-- Material shown start --

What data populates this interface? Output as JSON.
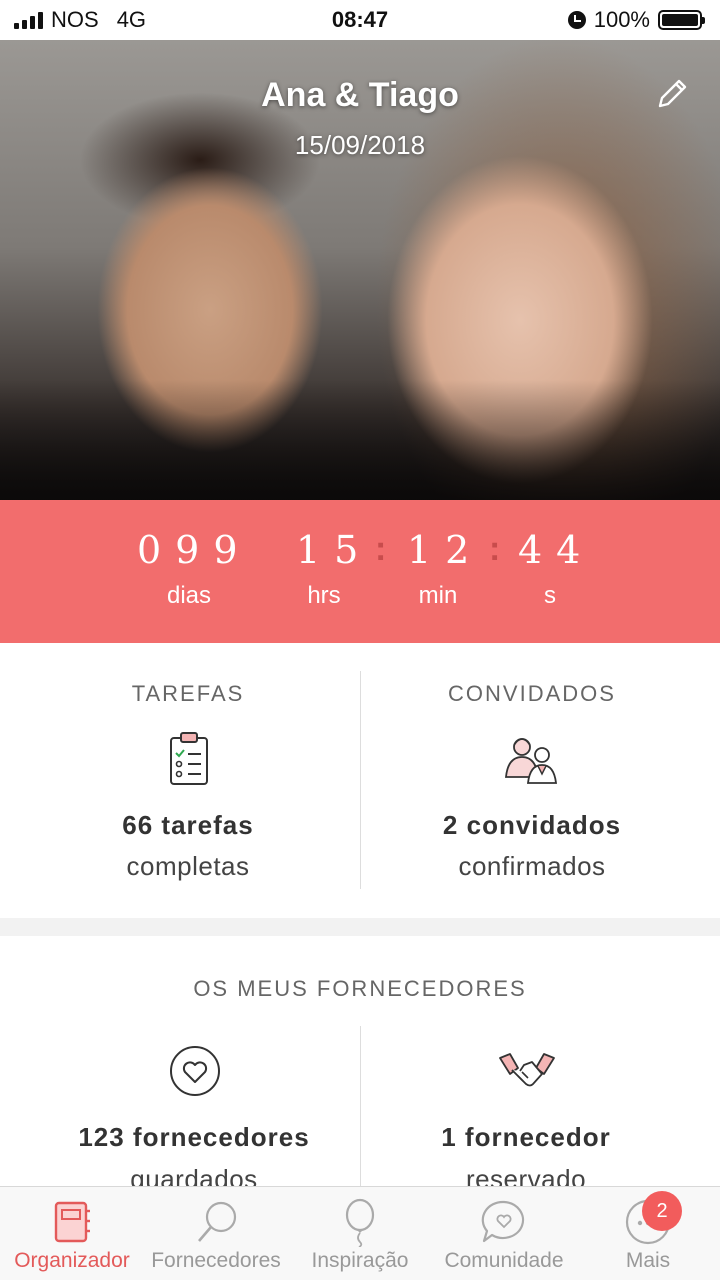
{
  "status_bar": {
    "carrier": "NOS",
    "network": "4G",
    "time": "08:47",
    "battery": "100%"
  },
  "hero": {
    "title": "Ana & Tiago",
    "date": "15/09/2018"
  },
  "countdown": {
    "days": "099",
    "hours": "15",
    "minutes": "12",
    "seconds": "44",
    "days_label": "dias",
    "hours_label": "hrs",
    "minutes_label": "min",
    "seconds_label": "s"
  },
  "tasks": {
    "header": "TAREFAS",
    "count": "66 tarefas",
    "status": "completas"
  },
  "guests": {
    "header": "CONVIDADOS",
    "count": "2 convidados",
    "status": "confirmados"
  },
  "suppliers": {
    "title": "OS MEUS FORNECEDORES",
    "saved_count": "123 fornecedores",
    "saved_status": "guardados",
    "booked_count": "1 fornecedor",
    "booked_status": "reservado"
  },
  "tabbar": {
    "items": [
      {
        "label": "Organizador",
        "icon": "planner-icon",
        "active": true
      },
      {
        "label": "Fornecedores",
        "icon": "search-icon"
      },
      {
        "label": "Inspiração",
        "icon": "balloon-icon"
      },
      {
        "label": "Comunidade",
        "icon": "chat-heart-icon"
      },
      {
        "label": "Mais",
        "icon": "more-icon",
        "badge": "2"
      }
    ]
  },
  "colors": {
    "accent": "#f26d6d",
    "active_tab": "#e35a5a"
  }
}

-- Material shown end --

From start to finish, output the listing exactly, but omit its pictures.

What data populates this interface? Output as JSON.
{
  "status_bar": {
    "carrier": "NOS",
    "network": "4G",
    "time": "08:47",
    "battery": "100%"
  },
  "hero": {
    "title": "Ana & Tiago",
    "date": "15/09/2018"
  },
  "countdown": {
    "days": "099",
    "hours": "15",
    "minutes": "12",
    "seconds": "44",
    "days_label": "dias",
    "hours_label": "hrs",
    "minutes_label": "min",
    "seconds_label": "s"
  },
  "tasks": {
    "header": "TAREFAS",
    "count": "66 tarefas",
    "status": "completas"
  },
  "guests": {
    "header": "CONVIDADOS",
    "count": "2 convidados",
    "status": "confirmados"
  },
  "suppliers": {
    "title": "OS MEUS FORNECEDORES",
    "saved_count": "123 fornecedores",
    "saved_status": "guardados",
    "booked_count": "1 fornecedor",
    "booked_status": "reservado"
  },
  "tabbar": {
    "items": [
      {
        "label": "Organizador",
        "icon": "planner-icon",
        "active": true
      },
      {
        "label": "Fornecedores",
        "icon": "search-icon"
      },
      {
        "label": "Inspiração",
        "icon": "balloon-icon"
      },
      {
        "label": "Comunidade",
        "icon": "chat-heart-icon"
      },
      {
        "label": "Mais",
        "icon": "more-icon",
        "badge": "2"
      }
    ]
  },
  "colors": {
    "accent": "#f26d6d",
    "active_tab": "#e35a5a"
  }
}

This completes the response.